#### INSTRUCTIONS TO FOLLOW:
Collect every line below that contains the word "wurden".

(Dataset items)
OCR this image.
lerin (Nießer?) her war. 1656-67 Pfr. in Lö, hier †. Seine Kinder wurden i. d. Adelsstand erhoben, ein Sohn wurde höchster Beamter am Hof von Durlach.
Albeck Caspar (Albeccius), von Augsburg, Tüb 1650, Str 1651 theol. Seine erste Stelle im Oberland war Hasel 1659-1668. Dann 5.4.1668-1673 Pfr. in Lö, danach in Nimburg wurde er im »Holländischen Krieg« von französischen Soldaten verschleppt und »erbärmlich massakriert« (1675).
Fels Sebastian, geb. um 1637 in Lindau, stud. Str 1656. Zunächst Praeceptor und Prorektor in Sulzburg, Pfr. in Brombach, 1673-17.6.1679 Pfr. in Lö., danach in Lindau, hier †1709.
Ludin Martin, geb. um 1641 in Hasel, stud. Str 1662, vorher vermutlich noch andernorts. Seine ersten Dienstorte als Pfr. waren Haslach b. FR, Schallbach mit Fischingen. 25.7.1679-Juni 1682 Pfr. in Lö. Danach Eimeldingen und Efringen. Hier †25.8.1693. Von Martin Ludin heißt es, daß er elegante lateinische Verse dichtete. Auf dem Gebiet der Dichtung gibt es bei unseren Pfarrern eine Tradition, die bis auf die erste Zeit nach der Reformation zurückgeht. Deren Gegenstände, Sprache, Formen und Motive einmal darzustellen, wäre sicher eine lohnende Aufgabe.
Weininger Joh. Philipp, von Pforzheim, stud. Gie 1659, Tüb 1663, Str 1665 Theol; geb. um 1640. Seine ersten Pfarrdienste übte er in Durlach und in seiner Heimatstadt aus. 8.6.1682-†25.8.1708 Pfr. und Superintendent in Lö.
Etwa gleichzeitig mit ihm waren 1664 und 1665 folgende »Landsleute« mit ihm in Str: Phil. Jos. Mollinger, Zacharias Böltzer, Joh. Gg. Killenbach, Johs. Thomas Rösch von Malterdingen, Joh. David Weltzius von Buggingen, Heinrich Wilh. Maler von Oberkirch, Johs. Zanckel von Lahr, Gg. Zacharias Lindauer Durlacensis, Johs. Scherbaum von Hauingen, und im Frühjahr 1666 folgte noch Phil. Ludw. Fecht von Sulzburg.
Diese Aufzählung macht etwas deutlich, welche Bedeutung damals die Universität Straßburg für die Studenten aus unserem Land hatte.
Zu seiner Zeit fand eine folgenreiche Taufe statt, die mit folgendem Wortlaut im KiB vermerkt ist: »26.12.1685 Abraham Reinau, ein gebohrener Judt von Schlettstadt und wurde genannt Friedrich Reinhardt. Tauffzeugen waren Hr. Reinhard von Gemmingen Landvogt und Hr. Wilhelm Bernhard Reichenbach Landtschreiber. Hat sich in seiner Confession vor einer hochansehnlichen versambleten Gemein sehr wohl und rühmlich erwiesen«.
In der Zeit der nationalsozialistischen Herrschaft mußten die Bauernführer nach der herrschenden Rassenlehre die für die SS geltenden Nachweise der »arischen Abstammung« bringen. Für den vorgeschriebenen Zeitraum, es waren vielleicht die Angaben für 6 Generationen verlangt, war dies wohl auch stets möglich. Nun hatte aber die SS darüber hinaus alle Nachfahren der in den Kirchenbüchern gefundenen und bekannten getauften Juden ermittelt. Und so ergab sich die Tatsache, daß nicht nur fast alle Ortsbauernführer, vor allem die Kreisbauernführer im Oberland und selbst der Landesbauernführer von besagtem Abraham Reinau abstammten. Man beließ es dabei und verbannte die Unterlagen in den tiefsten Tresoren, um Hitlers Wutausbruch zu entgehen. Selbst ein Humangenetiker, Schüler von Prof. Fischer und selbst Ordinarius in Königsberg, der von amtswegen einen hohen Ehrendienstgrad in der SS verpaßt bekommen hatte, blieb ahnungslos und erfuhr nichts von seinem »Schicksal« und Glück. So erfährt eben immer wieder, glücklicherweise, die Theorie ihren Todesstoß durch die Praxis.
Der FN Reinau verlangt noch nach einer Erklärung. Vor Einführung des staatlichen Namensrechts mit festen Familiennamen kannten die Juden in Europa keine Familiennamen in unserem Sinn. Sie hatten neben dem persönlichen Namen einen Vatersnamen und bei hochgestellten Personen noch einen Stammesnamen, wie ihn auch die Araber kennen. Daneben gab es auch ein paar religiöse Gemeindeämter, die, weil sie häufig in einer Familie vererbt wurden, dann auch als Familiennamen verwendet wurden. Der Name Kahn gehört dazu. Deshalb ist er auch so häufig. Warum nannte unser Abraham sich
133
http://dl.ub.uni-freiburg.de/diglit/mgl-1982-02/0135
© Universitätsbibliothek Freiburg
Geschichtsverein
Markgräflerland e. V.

#### OUTPUT FOR THIS TASK:
lerin (Nießer?) her war. 1656-67 Pfr. in Lö, hier †. Seine Kinder wurden i. d. Adelsstand erhoben, ein Sohn wurde höchster Beamter am Hof von Durlach.
Der FN Reinau verlangt noch nach einer Erklärung. Vor Einführung des staatlichen Namensrechts mit festen Familiennamen kannten die Juden in Europa keine Familiennamen in unserem Sinn. Sie hatten neben dem persönlichen Namen einen Vatersnamen und bei hochgestellten Personen noch einen Stammesnamen, wie ihn auch die Araber kennen. Daneben gab es auch ein paar religiöse Gemeindeämter, die, weil sie häufig in einer Familie vererbt wurden, dann auch als Familiennamen verwendet wurden. Der Name Kahn gehört dazu. Deshalb ist er auch so häufig. Warum nannte unser Abraham sich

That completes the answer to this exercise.